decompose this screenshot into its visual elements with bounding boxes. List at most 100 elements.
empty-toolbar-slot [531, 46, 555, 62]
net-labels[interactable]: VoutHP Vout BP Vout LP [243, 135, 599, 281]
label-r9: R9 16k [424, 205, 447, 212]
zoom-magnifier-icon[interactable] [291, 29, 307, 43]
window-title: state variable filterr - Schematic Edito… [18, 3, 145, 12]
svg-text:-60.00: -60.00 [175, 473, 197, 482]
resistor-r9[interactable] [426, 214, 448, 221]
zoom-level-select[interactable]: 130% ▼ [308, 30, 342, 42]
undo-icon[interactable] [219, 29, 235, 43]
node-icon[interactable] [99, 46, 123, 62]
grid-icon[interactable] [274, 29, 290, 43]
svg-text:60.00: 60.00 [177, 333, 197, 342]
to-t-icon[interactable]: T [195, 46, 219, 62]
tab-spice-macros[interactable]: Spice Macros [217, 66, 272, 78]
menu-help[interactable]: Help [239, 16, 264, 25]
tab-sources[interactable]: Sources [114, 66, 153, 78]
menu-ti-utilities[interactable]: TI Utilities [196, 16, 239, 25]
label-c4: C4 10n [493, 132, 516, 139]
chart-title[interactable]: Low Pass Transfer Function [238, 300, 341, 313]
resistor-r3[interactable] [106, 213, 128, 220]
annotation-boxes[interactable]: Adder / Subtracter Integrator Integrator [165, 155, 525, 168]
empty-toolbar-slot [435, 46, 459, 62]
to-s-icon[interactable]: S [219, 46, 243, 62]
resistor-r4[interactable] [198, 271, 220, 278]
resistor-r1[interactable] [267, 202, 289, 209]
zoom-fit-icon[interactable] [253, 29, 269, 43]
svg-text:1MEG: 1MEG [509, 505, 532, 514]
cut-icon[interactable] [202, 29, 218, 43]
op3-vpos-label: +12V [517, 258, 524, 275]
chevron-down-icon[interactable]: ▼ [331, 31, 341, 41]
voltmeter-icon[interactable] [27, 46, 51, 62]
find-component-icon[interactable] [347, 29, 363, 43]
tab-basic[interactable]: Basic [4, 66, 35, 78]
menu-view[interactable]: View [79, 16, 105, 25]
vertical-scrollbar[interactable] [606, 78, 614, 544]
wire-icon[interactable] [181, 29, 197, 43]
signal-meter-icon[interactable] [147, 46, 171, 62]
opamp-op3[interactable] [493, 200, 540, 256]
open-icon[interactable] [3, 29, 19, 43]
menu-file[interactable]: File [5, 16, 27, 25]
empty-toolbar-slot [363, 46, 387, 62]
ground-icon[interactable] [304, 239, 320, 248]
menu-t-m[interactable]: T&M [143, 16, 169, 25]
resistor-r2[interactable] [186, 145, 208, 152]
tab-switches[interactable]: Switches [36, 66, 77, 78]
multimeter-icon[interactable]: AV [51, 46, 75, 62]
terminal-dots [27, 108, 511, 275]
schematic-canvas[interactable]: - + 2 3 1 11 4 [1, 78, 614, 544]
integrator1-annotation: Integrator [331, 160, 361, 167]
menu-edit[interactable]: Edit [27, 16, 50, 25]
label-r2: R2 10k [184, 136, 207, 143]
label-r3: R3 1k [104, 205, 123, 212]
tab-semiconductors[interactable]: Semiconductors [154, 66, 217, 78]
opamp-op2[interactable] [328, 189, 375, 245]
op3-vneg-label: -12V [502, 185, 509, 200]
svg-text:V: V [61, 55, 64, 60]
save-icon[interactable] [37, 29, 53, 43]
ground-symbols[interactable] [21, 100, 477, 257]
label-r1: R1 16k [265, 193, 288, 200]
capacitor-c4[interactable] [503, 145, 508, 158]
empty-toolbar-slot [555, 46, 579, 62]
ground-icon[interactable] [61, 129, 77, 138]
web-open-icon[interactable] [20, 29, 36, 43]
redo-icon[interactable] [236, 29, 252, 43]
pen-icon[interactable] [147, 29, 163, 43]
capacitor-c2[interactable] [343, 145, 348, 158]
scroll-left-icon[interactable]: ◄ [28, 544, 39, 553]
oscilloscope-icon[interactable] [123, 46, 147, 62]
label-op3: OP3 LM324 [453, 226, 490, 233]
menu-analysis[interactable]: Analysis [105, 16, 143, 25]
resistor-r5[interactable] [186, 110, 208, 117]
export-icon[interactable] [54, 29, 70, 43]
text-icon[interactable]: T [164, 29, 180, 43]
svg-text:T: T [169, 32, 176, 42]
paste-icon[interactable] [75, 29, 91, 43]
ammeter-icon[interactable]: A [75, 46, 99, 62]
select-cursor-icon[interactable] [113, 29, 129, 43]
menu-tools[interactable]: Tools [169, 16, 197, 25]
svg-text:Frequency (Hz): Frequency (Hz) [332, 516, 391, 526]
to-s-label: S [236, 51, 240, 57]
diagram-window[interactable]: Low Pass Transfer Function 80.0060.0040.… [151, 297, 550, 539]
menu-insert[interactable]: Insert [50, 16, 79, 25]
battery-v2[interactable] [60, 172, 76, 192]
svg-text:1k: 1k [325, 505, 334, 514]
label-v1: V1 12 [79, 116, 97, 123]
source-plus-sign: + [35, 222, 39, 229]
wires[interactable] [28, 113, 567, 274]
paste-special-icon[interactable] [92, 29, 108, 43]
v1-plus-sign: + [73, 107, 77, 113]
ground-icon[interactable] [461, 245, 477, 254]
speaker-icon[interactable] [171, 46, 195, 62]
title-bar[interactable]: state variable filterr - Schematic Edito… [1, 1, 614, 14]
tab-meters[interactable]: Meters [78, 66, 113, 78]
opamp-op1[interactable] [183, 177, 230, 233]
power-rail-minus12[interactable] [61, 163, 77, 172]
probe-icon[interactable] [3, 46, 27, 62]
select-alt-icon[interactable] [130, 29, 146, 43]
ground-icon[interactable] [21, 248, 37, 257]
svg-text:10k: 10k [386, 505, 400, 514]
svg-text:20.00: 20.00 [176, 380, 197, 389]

########################################

## PROBLEM DESCRIPTION
Lay out the rows from the first line through the line holding "empty-toolbar-slot [435, 46, 459, 62]", both included, as a JSON list of strings with one string per line, leaving out blank lines. Include no other lines.

## EXERCISE ANSWER
[
  "decompose this screenshot into its visual elements with bounding boxes. List at most 100 elements.",
  "empty-toolbar-slot [531, 46, 555, 62]",
  "net-labels[interactable]: VoutHP Vout BP Vout LP [243, 135, 599, 281]",
  "label-r9: R9 16k [424, 205, 447, 212]",
  "zoom-magnifier-icon[interactable] [291, 29, 307, 43]",
  "window-title: state variable filterr - Schematic Edito… [18, 3, 145, 12]",
  "svg-text:-60.00: -60.00 [175, 473, 197, 482]",
  "resistor-r9[interactable] [426, 214, 448, 221]",
  "zoom-level-select[interactable]: 130% ▼ [308, 30, 342, 42]",
  "undo-icon[interactable] [219, 29, 235, 43]",
  "node-icon[interactable] [99, 46, 123, 62]",
  "grid-icon[interactable] [274, 29, 290, 43]",
  "svg-text:60.00: 60.00 [177, 333, 197, 342]",
  "to-t-icon[interactable]: T [195, 46, 219, 62]",
  "tab-spice-macros[interactable]: Spice Macros [217, 66, 272, 78]",
  "menu-help[interactable]: Help [239, 16, 264, 25]",
  "tab-sources[interactable]: Sources [114, 66, 153, 78]",
  "menu-ti-utilities[interactable]: TI Utilities [196, 16, 239, 25]",
  "label-c4: C4 10n [493, 132, 516, 139]",
  "chart-title[interactable]: Low Pass Transfer Function [238, 300, 341, 313]",
  "resistor-r3[interactable] [106, 213, 128, 220]",
  "annotation-boxes[interactable]: Adder / Subtracter Integrator Integrator [165, 155, 525, 168]",
  "empty-toolbar-slot [435, 46, 459, 62]"
]